→ Do this
Retype the records below exactly as they appear, but leave out any pictures.

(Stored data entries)
::::
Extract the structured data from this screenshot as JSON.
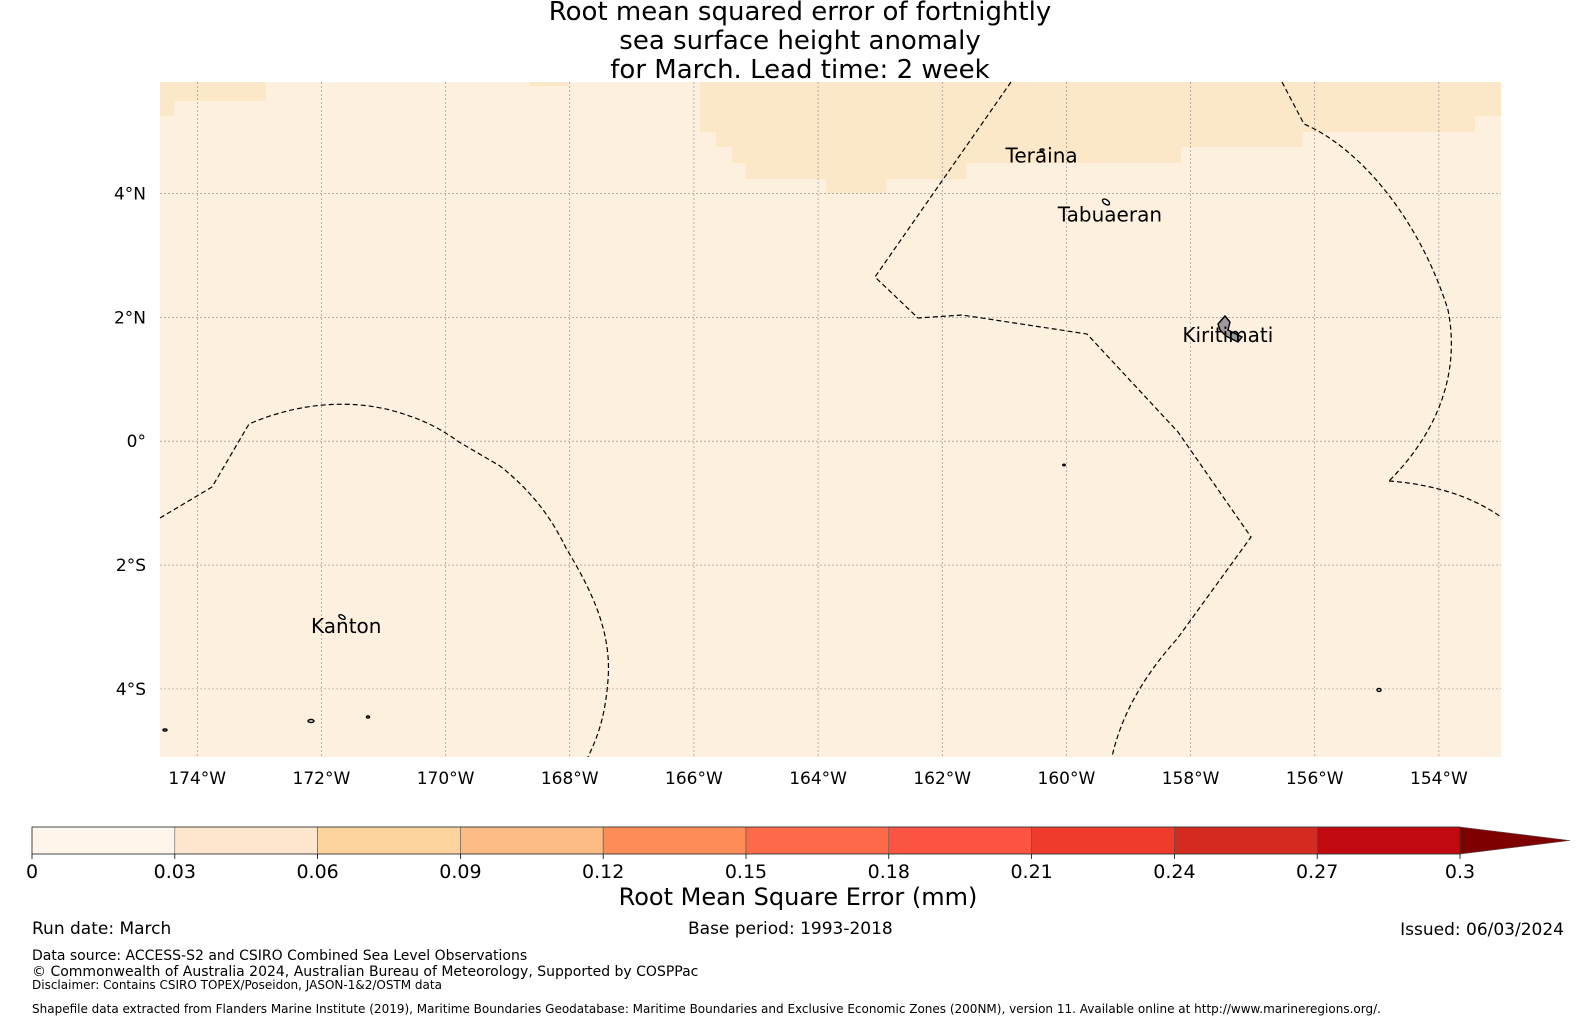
{
  "title": {
    "line1": "Root mean squared error of fortnightly",
    "line2": "sea surface height anomaly",
    "line3": "for March. Lead time: 2 week"
  },
  "map": {
    "lon_range": [
      -174.6,
      -153.0
    ],
    "lat_range": [
      -5.1,
      5.8
    ],
    "field_value_range_mm": [
      0,
      0.06
    ],
    "lon_ticks": [
      {
        "value": -174,
        "label": "174°W"
      },
      {
        "value": -172,
        "label": "172°W"
      },
      {
        "value": -170,
        "label": "170°W"
      },
      {
        "value": -168,
        "label": "168°W"
      },
      {
        "value": -166,
        "label": "166°W"
      },
      {
        "value": -164,
        "label": "164°W"
      },
      {
        "value": -162,
        "label": "162°W"
      },
      {
        "value": -160,
        "label": "160°W"
      },
      {
        "value": -158,
        "label": "158°W"
      },
      {
        "value": -156,
        "label": "156°W"
      },
      {
        "value": -154,
        "label": "154°W"
      }
    ],
    "lat_ticks": [
      {
        "value": 4,
        "label": "4°N"
      },
      {
        "value": 2,
        "label": "2°N"
      },
      {
        "value": 0,
        "label": "0°"
      },
      {
        "value": -2,
        "label": "2°S"
      },
      {
        "value": -4,
        "label": "4°S"
      }
    ],
    "places": [
      {
        "name": "Teraina",
        "lon": -160.4,
        "lat": 4.5
      },
      {
        "name": "Tabuaeran",
        "lon": -159.3,
        "lat": 3.55
      },
      {
        "name": "Kiritimati",
        "lon": -157.4,
        "lat": 1.6
      },
      {
        "name": "Kanton",
        "lon": -171.6,
        "lat": -3.1
      }
    ],
    "colors": {
      "field_base": "#fef0df",
      "field_higher": "#fde7c9",
      "boundary": "#000000"
    }
  },
  "colorbar": {
    "label": "Root Mean Square Error (mm)",
    "ticks": [
      "0",
      "0.03",
      "0.06",
      "0.09",
      "0.12",
      "0.15",
      "0.18",
      "0.21",
      "0.24",
      "0.27",
      "0.3"
    ],
    "colors": [
      "#fff5eb",
      "#fee6ce",
      "#fdd49e",
      "#fdbb84",
      "#fc8d59",
      "#fc6a4a",
      "#fb5443",
      "#ef3b2c",
      "#d42a1f",
      "#c10a10",
      "#a50000"
    ],
    "extend_color": "#7f0000"
  },
  "footer": {
    "run_date": "Run date: March",
    "base_period": "Base period: 1993-2018",
    "issued": "Issued: 06/03/2024",
    "data_source": "Data source: ACCESS-S2 and CSIRO Combined Sea Level Observations",
    "copyright": "© Commonwealth of Australia 2024, Australian Bureau of Meteorology, Supported by COSPPac",
    "disclaimer": "Disclaimer: Contains CSIRO TOPEX/Poseidon, JASON-1&2/OSTM data",
    "shapefile": "Shapefile data extracted from Flanders Marine Institute (2019), Maritime Boundaries Geodatabase: Maritime Boundaries and Exclusive Economic Zones (200NM), version 11. Available online at http://www.marineregions.org/."
  }
}
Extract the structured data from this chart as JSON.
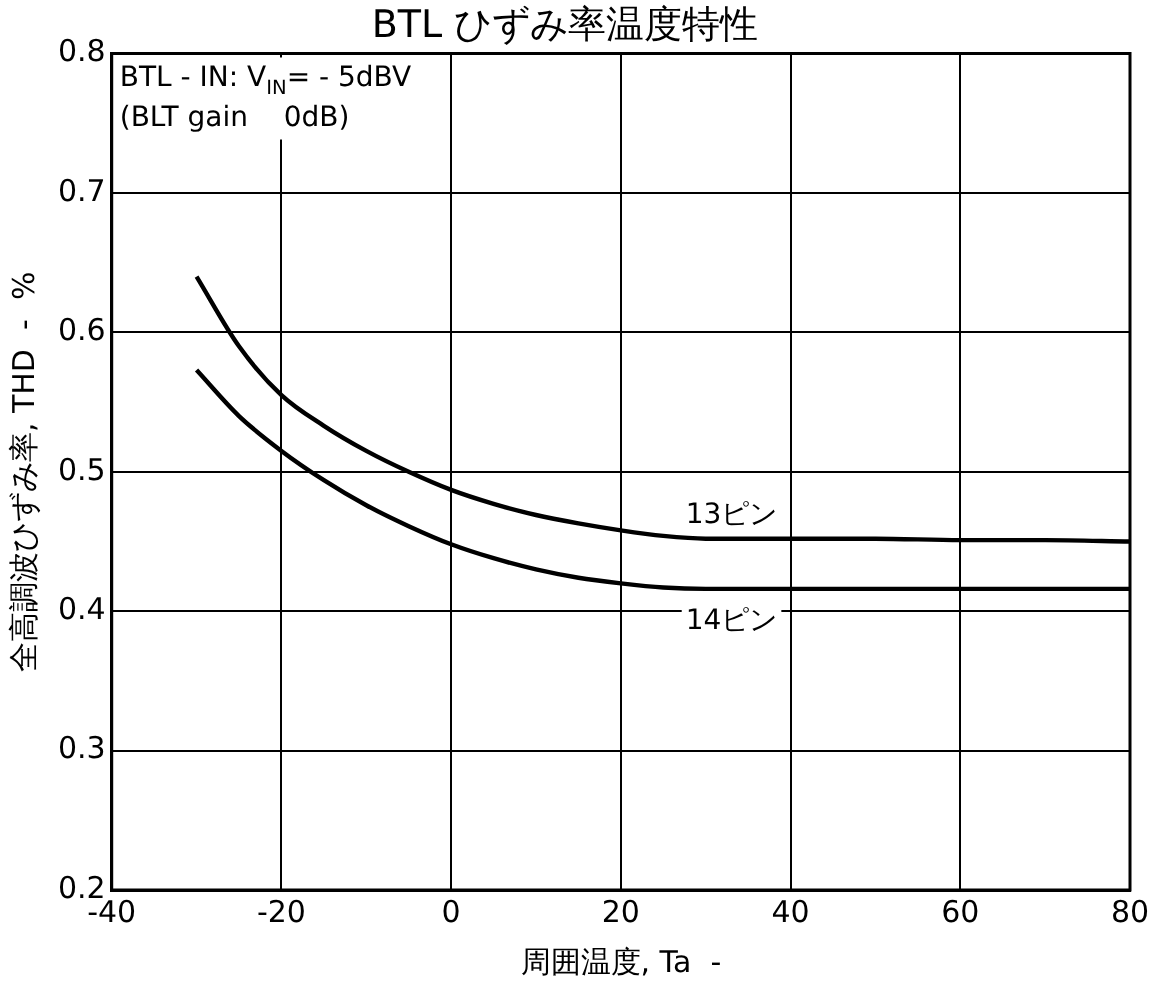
{
  "chart_data": {
    "type": "line",
    "title": "BTL ひずみ率温度特性",
    "xlabel": "周囲温度, Ta  -",
    "ylabel": "全高調波ひずみ率, THD  -  %",
    "annotations": [
      "BTL - IN: V$_{IN}$= - 5dBV",
      "(BLT gain    0dB)"
    ],
    "series": [
      {
        "name": "13ピン",
        "color": "#000000",
        "x": [
          -30,
          -25,
          -20,
          -15,
          -10,
          -5,
          0,
          5,
          10,
          15,
          20,
          25,
          30,
          40,
          50,
          60,
          70,
          80
        ],
        "values": [
          0.64,
          0.59,
          0.555,
          0.533,
          0.515,
          0.5,
          0.487,
          0.477,
          0.469,
          0.463,
          0.458,
          0.454,
          0.452,
          0.452,
          0.452,
          0.451,
          0.451,
          0.45
        ]
      },
      {
        "name": "14ピン",
        "color": "#000000",
        "x": [
          -30,
          -25,
          -20,
          -15,
          -10,
          -5,
          0,
          5,
          10,
          15,
          20,
          25,
          30,
          40,
          50,
          60,
          70,
          80
        ],
        "values": [
          0.573,
          0.54,
          0.515,
          0.494,
          0.476,
          0.461,
          0.448,
          0.438,
          0.43,
          0.424,
          0.42,
          0.417,
          0.416,
          0.416,
          0.416,
          0.416,
          0.416,
          0.416
        ]
      }
    ],
    "xlim": [
      -40,
      80
    ],
    "xticks": [
      -40,
      -20,
      0,
      20,
      40,
      60,
      80
    ],
    "ylim": [
      0.2,
      0.8
    ],
    "yticks": [
      0.2,
      0.3,
      0.4,
      0.5,
      0.6,
      0.7,
      0.8
    ],
    "grid": true,
    "legend": false,
    "marker": "none",
    "line_style": "solid"
  }
}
::::
→ Written solution
Extract the structured data from this screenshot as JSON.
{
  "title": {
    "line1": "Root mean squared error of fortnightly",
    "line2": "sea surface height anomaly",
    "line3": "for March. Lead time: 2 week"
  },
  "map": {
    "lon_range": [
      -174.6,
      -153.0
    ],
    "lat_range": [
      -5.1,
      5.8
    ],
    "field_value_range_mm": [
      0,
      0.06
    ],
    "lon_ticks": [
      {
        "value": -174,
        "label": "174°W"
      },
      {
        "value": -172,
        "label": "172°W"
      },
      {
        "value": -170,
        "label": "170°W"
      },
      {
        "value": -168,
        "label": "168°W"
      },
      {
        "value": -166,
        "label": "166°W"
      },
      {
        "value": -164,
        "label": "164°W"
      },
      {
        "value": -162,
        "label": "162°W"
      },
      {
        "value": -160,
        "label": "160°W"
      },
      {
        "value": -158,
        "label": "158°W"
      },
      {
        "value": -156,
        "label": "156°W"
      },
      {
        "value": -154,
        "label": "154°W"
      }
    ],
    "lat_ticks": [
      {
        "value": 4,
        "label": "4°N"
      },
      {
        "value": 2,
        "label": "2°N"
      },
      {
        "value": 0,
        "label": "0°"
      },
      {
        "value": -2,
        "label": "2°S"
      },
      {
        "value": -4,
        "label": "4°S"
      }
    ],
    "places": [
      {
        "name": "Teraina",
        "lon": -160.4,
        "lat": 4.5
      },
      {
        "name": "Tabuaeran",
        "lon": -159.3,
        "lat": 3.55
      },
      {
        "name": "Kiritimati",
        "lon": -157.4,
        "lat": 1.6
      },
      {
        "name": "Kanton",
        "lon": -171.6,
        "lat": -3.1
      }
    ],
    "colors": {
      "field_base": "#fef0df",
      "field_higher": "#fde7c9",
      "boundary": "#000000"
    }
  },
  "colorbar": {
    "label": "Root Mean Square Error (mm)",
    "ticks": [
      "0",
      "0.03",
      "0.06",
      "0.09",
      "0.12",
      "0.15",
      "0.18",
      "0.21",
      "0.24",
      "0.27",
      "0.3"
    ],
    "colors": [
      "#fff5eb",
      "#fee6ce",
      "#fdd49e",
      "#fdbb84",
      "#fc8d59",
      "#fc6a4a",
      "#fb5443",
      "#ef3b2c",
      "#d42a1f",
      "#c10a10",
      "#a50000"
    ],
    "extend_color": "#7f0000"
  },
  "footer": {
    "run_date": "Run date: March",
    "base_period": "Base period: 1993-2018",
    "issued": "Issued: 06/03/2024",
    "data_source": "Data source: ACCESS-S2 and CSIRO Combined Sea Level Observations",
    "copyright": "© Commonwealth of Australia 2024, Australian Bureau of Meteorology, Supported by COSPPac",
    "disclaimer": "Disclaimer: Contains CSIRO TOPEX/Poseidon, JASON-1&2/OSTM data",
    "shapefile": "Shapefile data extracted from Flanders Marine Institute (2019), Maritime Boundaries Geodatabase: Maritime Boundaries and Exclusive Economic Zones (200NM), version 11. Available online at http://www.marineregions.org/."
  }
}
Extract the structured data from this chart as JSON.
{
  "chart_data": {
    "type": "line",
    "title": "BTL ひずみ率温度特性",
    "xlabel": "周囲温度, Ta  -",
    "ylabel": "全高調波ひずみ率, THD  -  %",
    "annotations": [
      "BTL - IN: V$_{IN}$= - 5dBV",
      "(BLT gain    0dB)"
    ],
    "series": [
      {
        "name": "13ピン",
        "color": "#000000",
        "x": [
          -30,
          -25,
          -20,
          -15,
          -10,
          -5,
          0,
          5,
          10,
          15,
          20,
          25,
          30,
          40,
          50,
          60,
          70,
          80
        ],
        "values": [
          0.64,
          0.59,
          0.555,
          0.533,
          0.515,
          0.5,
          0.487,
          0.477,
          0.469,
          0.463,
          0.458,
          0.454,
          0.452,
          0.452,
          0.452,
          0.451,
          0.451,
          0.45
        ]
      },
      {
        "name": "14ピン",
        "color": "#000000",
        "x": [
          -30,
          -25,
          -20,
          -15,
          -10,
          -5,
          0,
          5,
          10,
          15,
          20,
          25,
          30,
          40,
          50,
          60,
          70,
          80
        ],
        "values": [
          0.573,
          0.54,
          0.515,
          0.494,
          0.476,
          0.461,
          0.448,
          0.438,
          0.43,
          0.424,
          0.42,
          0.417,
          0.416,
          0.416,
          0.416,
          0.416,
          0.416,
          0.416
        ]
      }
    ],
    "xlim": [
      -40,
      80
    ],
    "xticks": [
      -40,
      -20,
      0,
      20,
      40,
      60,
      80
    ],
    "ylim": [
      0.2,
      0.8
    ],
    "yticks": [
      0.2,
      0.3,
      0.4,
      0.5,
      0.6,
      0.7,
      0.8
    ],
    "grid": true,
    "legend": false,
    "marker": "none",
    "line_style": "solid"
  }
}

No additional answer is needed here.